┌─ 引用文本

MR排序和输入输出格式

mapreduce作业提交流程：
    1、配置文件        //输入输出格式(TextInput(output)Format)
    2、job.waitforcompletion
    3、submit
    4、int map = split.size
        1)、看文件格式，textFile
            判断文件的压缩编解码器(文件名后缀)，如果是压缩，则判断是否是可切割的压缩
            如果不是压缩，则肯定可切割

        2)、getMaxSplitSize    //最大切片默认是long的最大值
            getMinSplitSize    //最小切片默认是1
            blockSize        //块大小
        
    5、开始作业真正提交过程
        ExecutorService mapService = createMapExecutor();
        runTasks(mapRunnables, mapService, "map");        //执行MapTaskRunnables对象的run函数

        //map中除了partition、combiner还有sort阶段

        使用maptask的runNewMapper方法开始正式的map阶段
            1、根据自定义map类名，获得自定义map对象
            2、调用Mapper的run函数来运行用户自定义的map方法
                //设置相关变量或者参数，一个map只调用一次
                setup(context);
                try {
                  while (context.nextKeyValue()) {
                //使用while循环调用自定义map的方法
                map(context.getCurrentKey(), context.getCurrentValue(), context);
                  }
                } finally {
                  //清理过程，包括清理一些没用的k-v
                  cleanup(context);
                }

        Spill：溢出    //当map中的数据超出内存空间的80%，超出的数据就会被本地化

        map端的输出称为IFile：key-len, value-len, key, value
        
        shuffle在调用的时候对ifile进行处理

    4、通过shuffle进行网络间分发，reduce的调用过程类似于map过程

    5、细节：FileInputFormat ====> RecordReader ==> 
         map ===> partition ===> sort ===> combiner ===> shuffle ====> 
         reduce ===> RecordWriter ====> FileOutputFormat

MR的数据倾斜处理：
    大量数据涌入单个节点，造成单个节点的负载量变大
    1、重新设计key
    2、随机分区

    均使用两个job


排序：
    部分排序：对每个分区中的key分别进行排序

    全排序：  对所有分区中的key进行排序
         1、使用一个reduce
         2、自定义分区函数    
         3、采样        //设置采样路径，要放在输入输出路径之后
                    //保证map的输入key和输出key一致！！！

└─
┌─ 数据片段

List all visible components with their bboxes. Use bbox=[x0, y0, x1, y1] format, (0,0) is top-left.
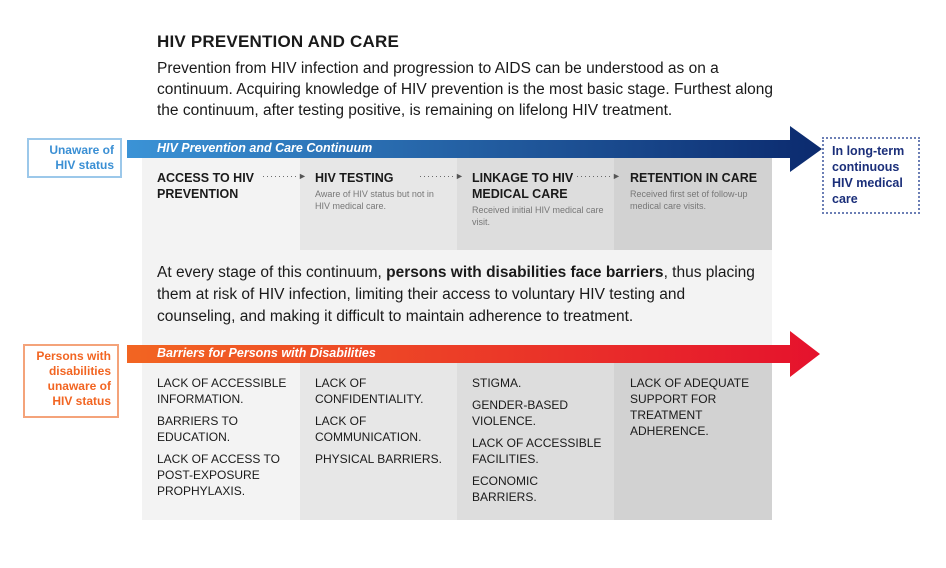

└─

> [问题描述]: 请逐字输出这篇关于MR排序和输入输出格式的笔记全文，不做任何改动。 这些行与本练习无关。

> [练习输出]:
MR排序和输入输出格式

mapreduce作业提交流程：
    1、配置文件        //输入输出格式(TextInput(output)Format)
    2、job.waitforcompletion
    3、submit
    4、int map = split.size
        1)、看文件格式，textFile
            判断文件的压缩编解码器(文件名后缀)，如果是压缩，则判断是否是可切割的压缩
            如果不是压缩，则肯定可切割

        2)、getMaxSplitSize    //最大切片默认是long的最大值
            getMinSplitSize    //最小切片默认是1
            blockSize        //块大小
        
    5、开始作业真正提交过程
        ExecutorService mapService = createMapExecutor();
        runTasks(mapRunnables, mapService, "map");        //执行MapTaskRunnables对象的run函数

        //map中除了partition、combiner还有sort阶段

        使用maptask的runNewMapper方法开始正式的map阶段
            1、根据自定义map类名，获得自定义map对象
            2、调用Mapper的run函数来运行用户自定义的map方法
                //设置相关变量或者参数，一个map只调用一次
                setup(context);
                try {
                  while (context.nextKeyValue()) {
                //使用while循环调用自定义map的方法
                map(context.getCurrentKey(), context.getCurrentValue(), context);
                  }
                } finally {
                  //清理过程，包括清理一些没用的k-v
                  cleanup(context);
                }

        Spill：溢出    //当map中的数据超出内存空间的80%，超出的数据就会被本地化

        map端的输出称为IFile：key-len, value-len, key, value
        
        shuffle在调用的时候对ifile进行处理

    4、通过shuffle进行网络间分发，reduce的调用过程类似于map过程

    5、细节：FileInputFormat ====> RecordReader ==> 
         map ===> partition ===> sort ===> combiner ===> shuffle ====> 
         reduce ===> RecordWriter ====> FileOutputFormat

MR的数据倾斜处理：
    大量数据涌入单个节点，造成单个节点的负载量变大
    1、重新设计key
    2、随机分区

    均使用两个job


排序：
    部分排序：对每个分区中的key分别进行排序

    全排序：  对所有分区中的key进行排序
         1、使用一个reduce
         2、自定义分区函数    
         3、采样        //设置采样路径，要放在输入输出路径之后
                    //保证map的输入key和输出key一致！！！